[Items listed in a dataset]
○ ○ ○ ○ ○ ○ ○
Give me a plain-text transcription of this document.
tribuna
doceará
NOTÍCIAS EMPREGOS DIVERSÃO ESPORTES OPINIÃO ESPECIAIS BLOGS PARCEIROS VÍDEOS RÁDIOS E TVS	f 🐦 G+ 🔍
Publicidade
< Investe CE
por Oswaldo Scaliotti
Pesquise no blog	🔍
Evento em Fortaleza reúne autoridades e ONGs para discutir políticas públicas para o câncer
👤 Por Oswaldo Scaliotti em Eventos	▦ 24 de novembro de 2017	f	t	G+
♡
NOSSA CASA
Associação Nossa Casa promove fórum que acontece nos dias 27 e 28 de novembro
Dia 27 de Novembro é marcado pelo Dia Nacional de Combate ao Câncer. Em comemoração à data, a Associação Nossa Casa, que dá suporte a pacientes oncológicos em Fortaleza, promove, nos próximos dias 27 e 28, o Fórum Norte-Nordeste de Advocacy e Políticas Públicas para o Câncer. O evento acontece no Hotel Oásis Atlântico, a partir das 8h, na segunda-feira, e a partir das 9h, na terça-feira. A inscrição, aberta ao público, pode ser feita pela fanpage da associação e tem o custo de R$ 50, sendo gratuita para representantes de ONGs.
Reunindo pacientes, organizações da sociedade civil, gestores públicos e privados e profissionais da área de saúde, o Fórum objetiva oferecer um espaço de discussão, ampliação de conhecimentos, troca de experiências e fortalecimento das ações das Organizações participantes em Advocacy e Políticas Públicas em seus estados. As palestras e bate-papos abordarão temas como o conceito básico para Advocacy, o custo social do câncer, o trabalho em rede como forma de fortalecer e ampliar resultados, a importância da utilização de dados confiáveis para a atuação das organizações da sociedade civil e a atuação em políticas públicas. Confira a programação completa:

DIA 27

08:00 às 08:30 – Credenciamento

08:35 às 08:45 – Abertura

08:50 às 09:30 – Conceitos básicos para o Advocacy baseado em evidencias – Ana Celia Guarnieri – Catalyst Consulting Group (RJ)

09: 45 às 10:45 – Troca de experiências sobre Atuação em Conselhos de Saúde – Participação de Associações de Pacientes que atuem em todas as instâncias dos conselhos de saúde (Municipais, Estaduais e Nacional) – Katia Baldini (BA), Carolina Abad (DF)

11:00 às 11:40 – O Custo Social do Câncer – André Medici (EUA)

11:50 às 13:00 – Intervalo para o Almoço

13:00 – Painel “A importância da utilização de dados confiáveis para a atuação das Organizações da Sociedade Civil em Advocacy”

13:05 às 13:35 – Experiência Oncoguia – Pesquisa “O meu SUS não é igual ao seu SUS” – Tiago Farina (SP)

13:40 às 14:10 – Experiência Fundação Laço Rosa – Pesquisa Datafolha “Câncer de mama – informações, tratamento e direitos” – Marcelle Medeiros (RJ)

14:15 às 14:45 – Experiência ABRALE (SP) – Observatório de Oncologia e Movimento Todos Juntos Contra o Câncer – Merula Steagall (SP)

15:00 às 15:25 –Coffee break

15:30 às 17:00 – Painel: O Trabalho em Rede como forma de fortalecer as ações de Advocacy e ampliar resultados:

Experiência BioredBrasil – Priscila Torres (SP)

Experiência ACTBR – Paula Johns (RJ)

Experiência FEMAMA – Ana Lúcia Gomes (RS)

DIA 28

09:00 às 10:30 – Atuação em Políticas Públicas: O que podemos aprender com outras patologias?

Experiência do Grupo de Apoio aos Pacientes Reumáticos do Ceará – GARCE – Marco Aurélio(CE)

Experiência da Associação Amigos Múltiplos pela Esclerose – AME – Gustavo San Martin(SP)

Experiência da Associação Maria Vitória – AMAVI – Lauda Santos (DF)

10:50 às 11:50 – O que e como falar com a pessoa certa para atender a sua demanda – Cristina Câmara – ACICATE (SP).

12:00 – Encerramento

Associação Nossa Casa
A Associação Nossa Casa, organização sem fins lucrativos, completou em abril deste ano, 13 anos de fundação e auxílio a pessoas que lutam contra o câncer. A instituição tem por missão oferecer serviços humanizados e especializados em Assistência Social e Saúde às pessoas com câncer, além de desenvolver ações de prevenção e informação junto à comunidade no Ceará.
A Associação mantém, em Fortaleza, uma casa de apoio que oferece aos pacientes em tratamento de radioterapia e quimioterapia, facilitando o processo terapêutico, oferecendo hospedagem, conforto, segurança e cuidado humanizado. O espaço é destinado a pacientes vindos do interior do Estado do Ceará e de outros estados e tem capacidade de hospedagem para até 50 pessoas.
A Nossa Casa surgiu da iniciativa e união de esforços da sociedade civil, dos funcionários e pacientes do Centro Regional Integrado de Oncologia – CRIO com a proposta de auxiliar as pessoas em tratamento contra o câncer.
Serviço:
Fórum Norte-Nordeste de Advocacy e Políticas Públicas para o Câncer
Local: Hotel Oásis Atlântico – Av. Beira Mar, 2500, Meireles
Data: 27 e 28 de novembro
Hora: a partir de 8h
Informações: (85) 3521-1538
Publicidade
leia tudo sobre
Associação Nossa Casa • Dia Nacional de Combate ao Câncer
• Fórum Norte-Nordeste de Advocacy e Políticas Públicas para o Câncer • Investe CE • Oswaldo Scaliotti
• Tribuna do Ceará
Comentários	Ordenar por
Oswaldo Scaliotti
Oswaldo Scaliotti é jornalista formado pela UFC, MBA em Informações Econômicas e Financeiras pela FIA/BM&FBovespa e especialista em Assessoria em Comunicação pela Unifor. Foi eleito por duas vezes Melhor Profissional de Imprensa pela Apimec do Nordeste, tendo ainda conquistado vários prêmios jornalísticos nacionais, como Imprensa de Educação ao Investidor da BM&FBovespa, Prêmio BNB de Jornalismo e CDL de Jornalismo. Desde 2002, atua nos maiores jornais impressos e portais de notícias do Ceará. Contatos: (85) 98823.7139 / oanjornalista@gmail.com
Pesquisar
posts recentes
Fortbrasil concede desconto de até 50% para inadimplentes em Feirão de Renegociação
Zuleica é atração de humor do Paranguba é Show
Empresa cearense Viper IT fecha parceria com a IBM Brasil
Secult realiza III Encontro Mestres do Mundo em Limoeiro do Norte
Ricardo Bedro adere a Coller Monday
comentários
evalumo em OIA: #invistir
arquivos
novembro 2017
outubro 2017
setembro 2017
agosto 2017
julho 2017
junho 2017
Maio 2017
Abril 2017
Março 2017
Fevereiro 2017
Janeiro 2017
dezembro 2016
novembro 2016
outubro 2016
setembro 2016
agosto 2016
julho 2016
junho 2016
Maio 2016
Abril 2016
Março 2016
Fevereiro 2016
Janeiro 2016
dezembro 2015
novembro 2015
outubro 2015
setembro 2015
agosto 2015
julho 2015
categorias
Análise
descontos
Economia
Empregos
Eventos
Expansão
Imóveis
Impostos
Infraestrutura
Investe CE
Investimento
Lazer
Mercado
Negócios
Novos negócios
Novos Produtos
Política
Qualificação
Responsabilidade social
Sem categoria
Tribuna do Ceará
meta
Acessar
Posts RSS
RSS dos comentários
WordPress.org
○ ○ ○ ○ ○ ○ ○
→ What this task involves
Where a line of the material above holds the string "agosto", copy that line.

→ Answer in full
agosto 2017
agosto 2016
agosto 2015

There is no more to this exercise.